Every entry below should be transcribed exactly; pictures stay out of the copy.

--- BEGIN ---

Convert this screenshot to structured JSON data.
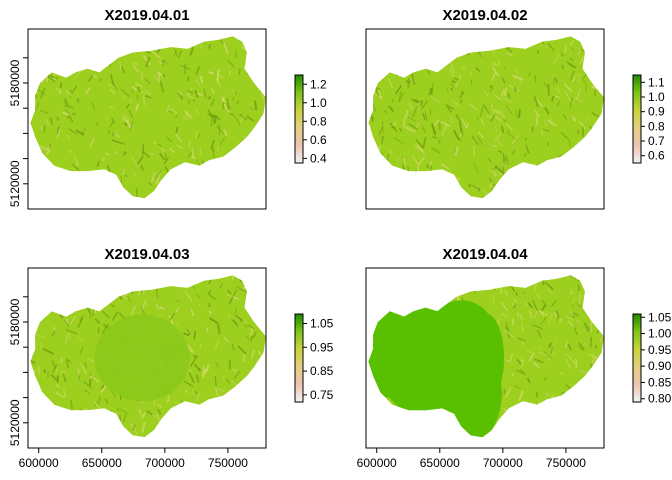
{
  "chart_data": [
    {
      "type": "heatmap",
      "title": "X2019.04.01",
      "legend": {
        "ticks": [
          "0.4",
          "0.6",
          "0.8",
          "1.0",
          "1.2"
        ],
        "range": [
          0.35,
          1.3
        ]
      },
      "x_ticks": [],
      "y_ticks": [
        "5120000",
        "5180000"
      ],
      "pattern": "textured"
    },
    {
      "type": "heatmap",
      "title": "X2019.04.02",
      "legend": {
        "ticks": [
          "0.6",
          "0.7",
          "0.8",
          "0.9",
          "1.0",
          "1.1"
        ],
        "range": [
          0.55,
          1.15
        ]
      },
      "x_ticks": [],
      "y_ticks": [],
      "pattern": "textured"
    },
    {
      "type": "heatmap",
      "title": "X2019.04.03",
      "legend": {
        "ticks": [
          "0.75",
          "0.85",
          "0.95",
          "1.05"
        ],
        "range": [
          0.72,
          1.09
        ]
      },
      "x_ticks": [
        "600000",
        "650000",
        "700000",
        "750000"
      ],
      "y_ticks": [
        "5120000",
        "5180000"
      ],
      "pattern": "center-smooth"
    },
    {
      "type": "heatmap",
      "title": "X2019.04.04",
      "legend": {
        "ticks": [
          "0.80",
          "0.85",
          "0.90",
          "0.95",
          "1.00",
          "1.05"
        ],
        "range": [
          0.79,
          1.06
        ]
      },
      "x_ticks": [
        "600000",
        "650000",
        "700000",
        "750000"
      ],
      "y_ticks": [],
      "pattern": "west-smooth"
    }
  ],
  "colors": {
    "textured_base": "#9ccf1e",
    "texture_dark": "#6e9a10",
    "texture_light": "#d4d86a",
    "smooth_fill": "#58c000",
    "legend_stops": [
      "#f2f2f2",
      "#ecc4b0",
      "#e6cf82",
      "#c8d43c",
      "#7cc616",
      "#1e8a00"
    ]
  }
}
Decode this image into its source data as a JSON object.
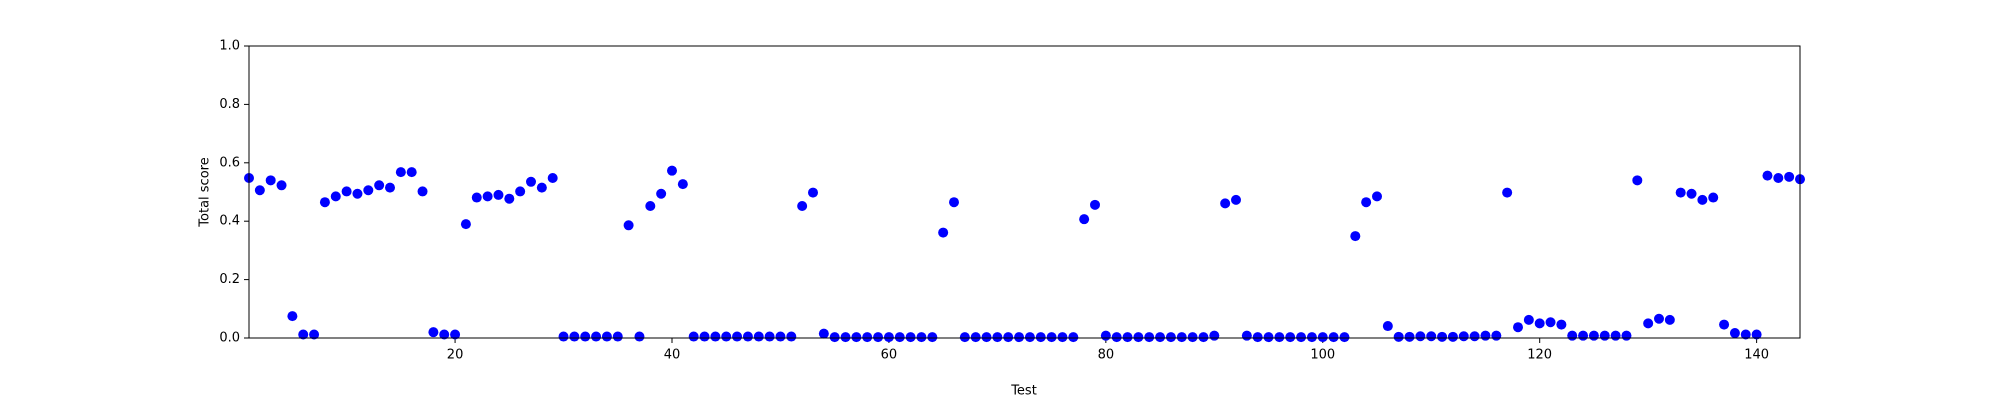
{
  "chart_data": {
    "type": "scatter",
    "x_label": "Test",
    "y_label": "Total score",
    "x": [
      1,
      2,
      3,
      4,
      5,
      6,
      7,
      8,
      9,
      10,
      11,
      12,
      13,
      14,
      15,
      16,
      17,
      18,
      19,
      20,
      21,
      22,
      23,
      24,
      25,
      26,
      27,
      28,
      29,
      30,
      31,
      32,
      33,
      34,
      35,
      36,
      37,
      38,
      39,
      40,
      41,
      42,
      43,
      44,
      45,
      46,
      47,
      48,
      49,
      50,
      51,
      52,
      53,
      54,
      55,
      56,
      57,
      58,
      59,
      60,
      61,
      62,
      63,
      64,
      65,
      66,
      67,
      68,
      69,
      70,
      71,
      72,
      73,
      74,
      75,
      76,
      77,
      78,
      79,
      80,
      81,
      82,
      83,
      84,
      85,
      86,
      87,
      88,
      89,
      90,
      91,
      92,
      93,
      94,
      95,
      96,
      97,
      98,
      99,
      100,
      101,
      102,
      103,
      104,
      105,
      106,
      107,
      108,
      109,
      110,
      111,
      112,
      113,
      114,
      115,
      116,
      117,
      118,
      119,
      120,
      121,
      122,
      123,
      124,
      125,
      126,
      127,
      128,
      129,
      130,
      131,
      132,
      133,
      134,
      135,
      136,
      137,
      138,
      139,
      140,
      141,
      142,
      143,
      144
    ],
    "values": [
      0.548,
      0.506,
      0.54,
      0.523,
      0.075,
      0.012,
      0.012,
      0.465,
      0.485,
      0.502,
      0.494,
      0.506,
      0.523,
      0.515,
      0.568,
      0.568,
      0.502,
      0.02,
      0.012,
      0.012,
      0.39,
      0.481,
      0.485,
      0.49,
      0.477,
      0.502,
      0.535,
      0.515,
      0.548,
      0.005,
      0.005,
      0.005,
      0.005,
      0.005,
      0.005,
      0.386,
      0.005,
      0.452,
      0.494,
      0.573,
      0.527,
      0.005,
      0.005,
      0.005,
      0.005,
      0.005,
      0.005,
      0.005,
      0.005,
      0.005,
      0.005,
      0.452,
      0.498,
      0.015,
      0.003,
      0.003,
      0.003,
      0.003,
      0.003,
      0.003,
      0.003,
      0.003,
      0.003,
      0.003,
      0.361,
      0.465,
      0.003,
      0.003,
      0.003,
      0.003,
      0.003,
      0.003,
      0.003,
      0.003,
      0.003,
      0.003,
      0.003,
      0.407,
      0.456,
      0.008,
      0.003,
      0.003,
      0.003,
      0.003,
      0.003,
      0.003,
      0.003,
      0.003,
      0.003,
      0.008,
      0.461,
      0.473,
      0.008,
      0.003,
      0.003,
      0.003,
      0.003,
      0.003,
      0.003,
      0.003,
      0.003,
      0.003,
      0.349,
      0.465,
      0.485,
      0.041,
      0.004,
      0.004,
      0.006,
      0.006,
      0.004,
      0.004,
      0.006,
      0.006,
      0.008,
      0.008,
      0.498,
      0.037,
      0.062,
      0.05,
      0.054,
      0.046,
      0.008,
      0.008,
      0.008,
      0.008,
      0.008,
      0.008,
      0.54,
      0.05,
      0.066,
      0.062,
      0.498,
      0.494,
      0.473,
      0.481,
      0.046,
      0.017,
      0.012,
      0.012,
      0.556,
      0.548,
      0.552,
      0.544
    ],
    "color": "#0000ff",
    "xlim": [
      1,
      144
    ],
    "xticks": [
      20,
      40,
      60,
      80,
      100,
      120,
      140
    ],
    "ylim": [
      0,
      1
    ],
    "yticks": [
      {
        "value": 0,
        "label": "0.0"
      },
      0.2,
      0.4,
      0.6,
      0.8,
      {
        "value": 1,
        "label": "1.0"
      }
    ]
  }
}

--- END ---

### SOLUTION FOR THIS EXERCISE
Convert this screenshot to structured JSON data.
{
  "chart_data": [
    {
      "type": "heatmap",
      "title": "X2019.04.01",
      "legend": {
        "ticks": [
          "0.4",
          "0.6",
          "0.8",
          "1.0",
          "1.2"
        ],
        "range": [
          0.35,
          1.3
        ]
      },
      "x_ticks": [],
      "y_ticks": [
        "5120000",
        "5180000"
      ],
      "pattern": "textured"
    },
    {
      "type": "heatmap",
      "title": "X2019.04.02",
      "legend": {
        "ticks": [
          "0.6",
          "0.7",
          "0.8",
          "0.9",
          "1.0",
          "1.1"
        ],
        "range": [
          0.55,
          1.15
        ]
      },
      "x_ticks": [],
      "y_ticks": [],
      "pattern": "textured"
    },
    {
      "type": "heatmap",
      "title": "X2019.04.03",
      "legend": {
        "ticks": [
          "0.75",
          "0.85",
          "0.95",
          "1.05"
        ],
        "range": [
          0.72,
          1.09
        ]
      },
      "x_ticks": [
        "600000",
        "650000",
        "700000",
        "750000"
      ],
      "y_ticks": [
        "5120000",
        "5180000"
      ],
      "pattern": "center-smooth"
    },
    {
      "type": "heatmap",
      "title": "X2019.04.04",
      "legend": {
        "ticks": [
          "0.80",
          "0.85",
          "0.90",
          "0.95",
          "1.00",
          "1.05"
        ],
        "range": [
          0.79,
          1.06
        ]
      },
      "x_ticks": [
        "600000",
        "650000",
        "700000",
        "750000"
      ],
      "y_ticks": [],
      "pattern": "west-smooth"
    }
  ],
  "colors": {
    "textured_base": "#9ccf1e",
    "texture_dark": "#6e9a10",
    "texture_light": "#d4d86a",
    "smooth_fill": "#58c000",
    "legend_stops": [
      "#f2f2f2",
      "#ecc4b0",
      "#e6cf82",
      "#c8d43c",
      "#7cc616",
      "#1e8a00"
    ]
  }
}
Decode this image into its source data as a JSON object.
{
  "chart_data": {
    "type": "scatter",
    "x_label": "Test",
    "y_label": "Total score",
    "x": [
      1,
      2,
      3,
      4,
      5,
      6,
      7,
      8,
      9,
      10,
      11,
      12,
      13,
      14,
      15,
      16,
      17,
      18,
      19,
      20,
      21,
      22,
      23,
      24,
      25,
      26,
      27,
      28,
      29,
      30,
      31,
      32,
      33,
      34,
      35,
      36,
      37,
      38,
      39,
      40,
      41,
      42,
      43,
      44,
      45,
      46,
      47,
      48,
      49,
      50,
      51,
      52,
      53,
      54,
      55,
      56,
      57,
      58,
      59,
      60,
      61,
      62,
      63,
      64,
      65,
      66,
      67,
      68,
      69,
      70,
      71,
      72,
      73,
      74,
      75,
      76,
      77,
      78,
      79,
      80,
      81,
      82,
      83,
      84,
      85,
      86,
      87,
      88,
      89,
      90,
      91,
      92,
      93,
      94,
      95,
      96,
      97,
      98,
      99,
      100,
      101,
      102,
      103,
      104,
      105,
      106,
      107,
      108,
      109,
      110,
      111,
      112,
      113,
      114,
      115,
      116,
      117,
      118,
      119,
      120,
      121,
      122,
      123,
      124,
      125,
      126,
      127,
      128,
      129,
      130,
      131,
      132,
      133,
      134,
      135,
      136,
      137,
      138,
      139,
      140,
      141,
      142,
      143,
      144
    ],
    "values": [
      0.548,
      0.506,
      0.54,
      0.523,
      0.075,
      0.012,
      0.012,
      0.465,
      0.485,
      0.502,
      0.494,
      0.506,
      0.523,
      0.515,
      0.568,
      0.568,
      0.502,
      0.02,
      0.012,
      0.012,
      0.39,
      0.481,
      0.485,
      0.49,
      0.477,
      0.502,
      0.535,
      0.515,
      0.548,
      0.005,
      0.005,
      0.005,
      0.005,
      0.005,
      0.005,
      0.386,
      0.005,
      0.452,
      0.494,
      0.573,
      0.527,
      0.005,
      0.005,
      0.005,
      0.005,
      0.005,
      0.005,
      0.005,
      0.005,
      0.005,
      0.005,
      0.452,
      0.498,
      0.015,
      0.003,
      0.003,
      0.003,
      0.003,
      0.003,
      0.003,
      0.003,
      0.003,
      0.003,
      0.003,
      0.361,
      0.465,
      0.003,
      0.003,
      0.003,
      0.003,
      0.003,
      0.003,
      0.003,
      0.003,
      0.003,
      0.003,
      0.003,
      0.407,
      0.456,
      0.008,
      0.003,
      0.003,
      0.003,
      0.003,
      0.003,
      0.003,
      0.003,
      0.003,
      0.003,
      0.008,
      0.461,
      0.473,
      0.008,
      0.003,
      0.003,
      0.003,
      0.003,
      0.003,
      0.003,
      0.003,
      0.003,
      0.003,
      0.349,
      0.465,
      0.485,
      0.041,
      0.004,
      0.004,
      0.006,
      0.006,
      0.004,
      0.004,
      0.006,
      0.006,
      0.008,
      0.008,
      0.498,
      0.037,
      0.062,
      0.05,
      0.054,
      0.046,
      0.008,
      0.008,
      0.008,
      0.008,
      0.008,
      0.008,
      0.54,
      0.05,
      0.066,
      0.062,
      0.498,
      0.494,
      0.473,
      0.481,
      0.046,
      0.017,
      0.012,
      0.012,
      0.556,
      0.548,
      0.552,
      0.544
    ],
    "color": "#0000ff",
    "xlim": [
      1,
      144
    ],
    "xticks": [
      20,
      40,
      60,
      80,
      100,
      120,
      140
    ],
    "ylim": [
      0,
      1
    ],
    "yticks": [
      {
        "value": 0,
        "label": "0.0"
      },
      0.2,
      0.4,
      0.6,
      0.8,
      {
        "value": 1,
        "label": "1.0"
      }
    ]
  }
}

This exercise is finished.